===== RAW DATA =====

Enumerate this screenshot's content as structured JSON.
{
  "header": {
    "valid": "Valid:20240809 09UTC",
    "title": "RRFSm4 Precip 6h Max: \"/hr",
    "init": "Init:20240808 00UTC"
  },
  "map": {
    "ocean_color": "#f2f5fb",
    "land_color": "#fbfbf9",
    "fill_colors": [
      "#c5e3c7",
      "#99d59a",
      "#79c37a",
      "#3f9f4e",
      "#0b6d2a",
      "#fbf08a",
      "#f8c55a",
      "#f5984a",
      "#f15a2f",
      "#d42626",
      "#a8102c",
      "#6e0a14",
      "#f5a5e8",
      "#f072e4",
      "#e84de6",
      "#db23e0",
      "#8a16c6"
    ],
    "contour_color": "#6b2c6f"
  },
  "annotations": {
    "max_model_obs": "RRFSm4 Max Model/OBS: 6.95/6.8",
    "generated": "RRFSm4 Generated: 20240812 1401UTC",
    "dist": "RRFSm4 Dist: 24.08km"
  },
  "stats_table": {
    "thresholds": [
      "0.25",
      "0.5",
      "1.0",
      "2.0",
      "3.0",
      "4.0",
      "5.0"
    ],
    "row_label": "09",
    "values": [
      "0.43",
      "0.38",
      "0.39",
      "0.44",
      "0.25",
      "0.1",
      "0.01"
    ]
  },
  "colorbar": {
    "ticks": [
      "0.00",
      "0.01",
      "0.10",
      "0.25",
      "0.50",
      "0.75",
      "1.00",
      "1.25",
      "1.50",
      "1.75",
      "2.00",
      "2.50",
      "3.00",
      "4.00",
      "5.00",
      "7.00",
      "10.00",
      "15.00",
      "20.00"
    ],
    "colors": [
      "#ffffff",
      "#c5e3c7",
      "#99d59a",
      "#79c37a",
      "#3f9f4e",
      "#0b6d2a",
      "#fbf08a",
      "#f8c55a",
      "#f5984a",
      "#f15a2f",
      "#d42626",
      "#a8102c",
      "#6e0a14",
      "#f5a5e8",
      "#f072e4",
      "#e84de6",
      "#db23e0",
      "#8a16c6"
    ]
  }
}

=====

■ PROBLEM DESCRIPTION: Output the entries verbatim.

■ EXPECTED ANSWER:
Enumerate this screenshot's content as structured JSON.
{
  "header": {
    "valid": "Valid:20240809 09UTC",
    "title": "RRFSm4 Precip 6h Max: \"/hr",
    "init": "Init:20240808 00UTC"
  },
  "map": {
    "ocean_color": "#f2f5fb",
    "land_color": "#fbfbf9",
    "fill_colors": [
      "#c5e3c7",
      "#99d59a",
      "#79c37a",
      "#3f9f4e",
      "#0b6d2a",
      "#fbf08a",
      "#f8c55a",
      "#f5984a",
      "#f15a2f",
      "#d42626",
      "#a8102c",
      "#6e0a14",
      "#f5a5e8",
      "#f072e4",
      "#e84de6",
      "#db23e0",
      "#8a16c6"
    ],
    "contour_color": "#6b2c6f"
  },
  "annotations": {
    "max_model_obs": "RRFSm4 Max Model/OBS: 6.95/6.8",
    "generated": "RRFSm4 Generated: 20240812 1401UTC",
    "dist": "RRFSm4 Dist: 24.08km"
  },
  "stats_table": {
    "thresholds": [
      "0.25",
      "0.5",
      "1.0",
      "2.0",
      "3.0",
      "4.0",
      "5.0"
    ],
    "row_label": "09",
    "values": [
      "0.43",
      "0.38",
      "0.39",
      "0.44",
      "0.25",
      "0.1",
      "0.01"
    ]
  },
  "colorbar": {
    "ticks": [
      "0.00",
      "0.01",
      "0.10",
      "0.25",
      "0.50",
      "0.75",
      "1.00",
      "1.25",
      "1.50",
      "1.75",
      "2.00",
      "2.50",
      "3.00",
      "4.00",
      "5.00",
      "7.00",
      "10.00",
      "15.00",
      "20.00"
    ],
    "colors": [
      "#ffffff",
      "#c5e3c7",
      "#99d59a",
      "#79c37a",
      "#3f9f4e",
      "#0b6d2a",
      "#fbf08a",
      "#f8c55a",
      "#f5984a",
      "#f15a2f",
      "#d42626",
      "#a8102c",
      "#6e0a14",
      "#f5a5e8",
      "#f072e4",
      "#e84de6",
      "#db23e0",
      "#8a16c6"
    ]
  }
}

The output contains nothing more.